→ RECORDS SUPPLIED:
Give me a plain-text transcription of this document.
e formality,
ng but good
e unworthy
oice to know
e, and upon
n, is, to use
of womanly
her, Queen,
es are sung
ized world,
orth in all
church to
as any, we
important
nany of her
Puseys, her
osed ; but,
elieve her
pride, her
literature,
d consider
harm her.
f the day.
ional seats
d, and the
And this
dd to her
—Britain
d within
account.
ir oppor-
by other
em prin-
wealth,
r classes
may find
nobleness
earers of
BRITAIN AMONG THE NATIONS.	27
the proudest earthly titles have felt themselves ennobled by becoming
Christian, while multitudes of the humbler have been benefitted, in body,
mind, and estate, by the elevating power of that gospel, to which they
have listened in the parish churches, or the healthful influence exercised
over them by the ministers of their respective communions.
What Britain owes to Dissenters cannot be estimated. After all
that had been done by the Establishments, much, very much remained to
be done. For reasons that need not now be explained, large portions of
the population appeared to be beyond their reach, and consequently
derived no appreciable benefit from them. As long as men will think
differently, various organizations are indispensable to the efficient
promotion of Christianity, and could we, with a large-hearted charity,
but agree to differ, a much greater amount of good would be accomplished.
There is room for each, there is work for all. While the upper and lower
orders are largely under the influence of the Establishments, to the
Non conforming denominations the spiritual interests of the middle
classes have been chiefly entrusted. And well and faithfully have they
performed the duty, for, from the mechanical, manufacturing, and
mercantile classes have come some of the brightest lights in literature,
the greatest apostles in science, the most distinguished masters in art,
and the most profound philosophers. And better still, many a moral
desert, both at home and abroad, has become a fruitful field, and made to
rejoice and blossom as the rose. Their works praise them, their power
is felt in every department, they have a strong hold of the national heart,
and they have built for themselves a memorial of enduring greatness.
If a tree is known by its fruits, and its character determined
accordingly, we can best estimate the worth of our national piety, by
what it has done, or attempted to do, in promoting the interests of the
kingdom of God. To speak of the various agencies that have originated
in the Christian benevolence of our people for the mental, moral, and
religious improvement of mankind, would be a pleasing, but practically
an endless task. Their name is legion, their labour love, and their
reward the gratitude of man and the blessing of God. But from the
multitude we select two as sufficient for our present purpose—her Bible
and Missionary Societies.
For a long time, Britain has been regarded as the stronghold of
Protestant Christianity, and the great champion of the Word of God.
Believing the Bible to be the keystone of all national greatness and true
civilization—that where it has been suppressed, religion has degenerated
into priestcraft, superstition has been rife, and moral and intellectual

→ INSTRUCTION: Word for word, quote all of the data above.

→ ANSWER BELOW:
Give me a plain-text transcription of this document.
e formality,
ng but good
e unworthy
oice to know
e, and upon
n, is, to use
of womanly
her, Queen,
es are sung
ized world,
orth in all
church to
as any, we
important
nany of her
Puseys, her
osed ; but,
elieve her
pride, her
literature,
d consider
harm her.
f the day.
ional seats
d, and the
And this
dd to her
—Britain
d within
account.
ir oppor-
by other
em prin-
wealth,
r classes
may find
nobleness
earers of
BRITAIN AMONG THE NATIONS.	27
the proudest earthly titles have felt themselves ennobled by becoming
Christian, while multitudes of the humbler have been benefitted, in body,
mind, and estate, by the elevating power of that gospel, to which they
have listened in the parish churches, or the healthful influence exercised
over them by the ministers of their respective communions.
What Britain owes to Dissenters cannot be estimated. After all
that had been done by the Establishments, much, very much remained to
be done. For reasons that need not now be explained, large portions of
the population appeared to be beyond their reach, and consequently
derived no appreciable benefit from them. As long as men will think
differently, various organizations are indispensable to the efficient
promotion of Christianity, and could we, with a large-hearted charity,
but agree to differ, a much greater amount of good would be accomplished.
There is room for each, there is work for all. While the upper and lower
orders are largely under the influence of the Establishments, to the
Non conforming denominations the spiritual interests of the middle
classes have been chiefly entrusted. And well and faithfully have they
performed the duty, for, from the mechanical, manufacturing, and
mercantile classes have come some of the brightest lights in literature,
the greatest apostles in science, the most distinguished masters in art,
and the most profound philosophers. And better still, many a moral
desert, both at home and abroad, has become a fruitful field, and made to
rejoice and blossom as the rose. Their works praise them, their power
is felt in every department, they have a strong hold of the national heart,
and they have built for themselves a memorial of enduring greatness.
If a tree is known by its fruits, and its character determined
accordingly, we can best estimate the worth of our national piety, by
what it has done, or attempted to do, in promoting the interests of the
kingdom of God. To speak of the various agencies that have originated
in the Christian benevolence of our people for the mental, moral, and
religious improvement of mankind, would be a pleasing, but practically
an endless task. Their name is legion, their labour love, and their
reward the gratitude of man and the blessing of God. But from the
multitude we select two as sufficient for our present purpose—her Bible
and Missionary Societies.
For a long time, Britain has been regarded as the stronghold of
Protestant Christianity, and the great champion of the Word of God.
Believing the Bible to be the keystone of all national greatness and true
civilization—that where it has been suppressed, religion has degenerated
into priestcraft, superstition has been rife, and moral and intellectual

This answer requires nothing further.